### Data provided
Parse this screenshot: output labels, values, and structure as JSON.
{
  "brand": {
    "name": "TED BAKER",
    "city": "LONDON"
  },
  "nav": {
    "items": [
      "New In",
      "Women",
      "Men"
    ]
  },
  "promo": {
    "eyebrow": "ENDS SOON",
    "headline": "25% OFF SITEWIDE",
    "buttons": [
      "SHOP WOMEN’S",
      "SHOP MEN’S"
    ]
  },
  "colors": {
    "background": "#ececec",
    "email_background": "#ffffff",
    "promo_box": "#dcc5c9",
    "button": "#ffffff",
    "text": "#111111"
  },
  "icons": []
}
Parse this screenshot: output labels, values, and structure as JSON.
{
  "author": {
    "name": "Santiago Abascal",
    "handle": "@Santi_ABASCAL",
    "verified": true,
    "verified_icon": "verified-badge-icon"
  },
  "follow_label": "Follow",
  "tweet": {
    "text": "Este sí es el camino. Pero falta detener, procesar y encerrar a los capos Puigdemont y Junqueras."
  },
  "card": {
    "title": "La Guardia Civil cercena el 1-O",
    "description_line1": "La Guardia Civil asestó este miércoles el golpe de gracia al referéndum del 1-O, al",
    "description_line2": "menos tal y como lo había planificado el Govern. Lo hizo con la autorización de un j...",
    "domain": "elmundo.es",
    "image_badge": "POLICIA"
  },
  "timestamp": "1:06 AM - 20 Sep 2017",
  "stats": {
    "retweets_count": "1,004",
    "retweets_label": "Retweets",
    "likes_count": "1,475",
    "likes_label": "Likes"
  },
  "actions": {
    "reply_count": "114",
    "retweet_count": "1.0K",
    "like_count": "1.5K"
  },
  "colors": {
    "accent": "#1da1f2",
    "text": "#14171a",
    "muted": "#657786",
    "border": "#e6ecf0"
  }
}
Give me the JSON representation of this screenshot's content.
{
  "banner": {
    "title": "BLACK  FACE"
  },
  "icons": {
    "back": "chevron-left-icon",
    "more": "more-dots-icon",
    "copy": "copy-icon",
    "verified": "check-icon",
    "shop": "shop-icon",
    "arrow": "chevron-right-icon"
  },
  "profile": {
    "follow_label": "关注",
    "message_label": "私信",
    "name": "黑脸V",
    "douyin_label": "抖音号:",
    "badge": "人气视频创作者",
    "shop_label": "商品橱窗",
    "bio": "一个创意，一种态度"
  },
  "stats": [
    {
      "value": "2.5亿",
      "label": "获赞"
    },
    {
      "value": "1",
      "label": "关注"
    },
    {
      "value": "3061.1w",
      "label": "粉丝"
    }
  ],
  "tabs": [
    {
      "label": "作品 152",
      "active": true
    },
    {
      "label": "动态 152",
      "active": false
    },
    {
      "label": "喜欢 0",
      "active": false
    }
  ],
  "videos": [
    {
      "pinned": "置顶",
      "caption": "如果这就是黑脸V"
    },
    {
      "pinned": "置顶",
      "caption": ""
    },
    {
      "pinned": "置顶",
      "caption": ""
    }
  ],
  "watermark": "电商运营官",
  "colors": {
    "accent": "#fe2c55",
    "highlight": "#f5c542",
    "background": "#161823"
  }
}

### Work to do
Quote all the records exactly, please, leaving none out.

### Result of the task
Parse this screenshot: output labels, values, and structure as JSON.
{
  "brand": {
    "name": "TED BAKER",
    "city": "LONDON"
  },
  "nav": {
    "items": [
      "New In",
      "Women",
      "Men"
    ]
  },
  "promo": {
    "eyebrow": "ENDS SOON",
    "headline": "25% OFF SITEWIDE",
    "buttons": [
      "SHOP WOMEN’S",
      "SHOP MEN’S"
    ]
  },
  "colors": {
    "background": "#ececec",
    "email_background": "#ffffff",
    "promo_box": "#dcc5c9",
    "button": "#ffffff",
    "text": "#111111"
  },
  "icons": []
}
Parse this screenshot: output labels, values, and structure as JSON.
{
  "author": {
    "name": "Santiago Abascal",
    "handle": "@Santi_ABASCAL",
    "verified": true,
    "verified_icon": "verified-badge-icon"
  },
  "follow_label": "Follow",
  "tweet": {
    "text": "Este sí es el camino. Pero falta detener, procesar y encerrar a los capos Puigdemont y Junqueras."
  },
  "card": {
    "title": "La Guardia Civil cercena el 1-O",
    "description_line1": "La Guardia Civil asestó este miércoles el golpe de gracia al referéndum del 1-O, al",
    "description_line2": "menos tal y como lo había planificado el Govern. Lo hizo con la autorización de un j...",
    "domain": "elmundo.es",
    "image_badge": "POLICIA"
  },
  "timestamp": "1:06 AM - 20 Sep 2017",
  "stats": {
    "retweets_count": "1,004",
    "retweets_label": "Retweets",
    "likes_count": "1,475",
    "likes_label": "Likes"
  },
  "actions": {
    "reply_count": "114",
    "retweet_count": "1.0K",
    "like_count": "1.5K"
  },
  "colors": {
    "accent": "#1da1f2",
    "text": "#14171a",
    "muted": "#657786",
    "border": "#e6ecf0"
  }
}
Give me the JSON representation of this screenshot's content.
{
  "banner": {
    "title": "BLACK  FACE"
  },
  "icons": {
    "back": "chevron-left-icon",
    "more": "more-dots-icon",
    "copy": "copy-icon",
    "verified": "check-icon",
    "shop": "shop-icon",
    "arrow": "chevron-right-icon"
  },
  "profile": {
    "follow_label": "关注",
    "message_label": "私信",
    "name": "黑脸V",
    "douyin_label": "抖音号:",
    "badge": "人气视频创作者",
    "shop_label": "商品橱窗",
    "bio": "一个创意，一种态度"
  },
  "stats": [
    {
      "value": "2.5亿",
      "label": "获赞"
    },
    {
      "value": "1",
      "label": "关注"
    },
    {
      "value": "3061.1w",
      "label": "粉丝"
    }
  ],
  "tabs": [
    {
      "label": "作品 152",
      "active": true
    },
    {
      "label": "动态 152",
      "active": false
    },
    {
      "label": "喜欢 0",
      "active": false
    }
  ],
  "videos": [
    {
      "pinned": "置顶",
      "caption": "如果这就是黑脸V"
    },
    {
      "pinned": "置顶",
      "caption": ""
    },
    {
      "pinned": "置顶",
      "caption": ""
    }
  ],
  "watermark": "电商运营官",
  "colors": {
    "accent": "#fe2c55",
    "highlight": "#f5c542",
    "background": "#161823"
  }
}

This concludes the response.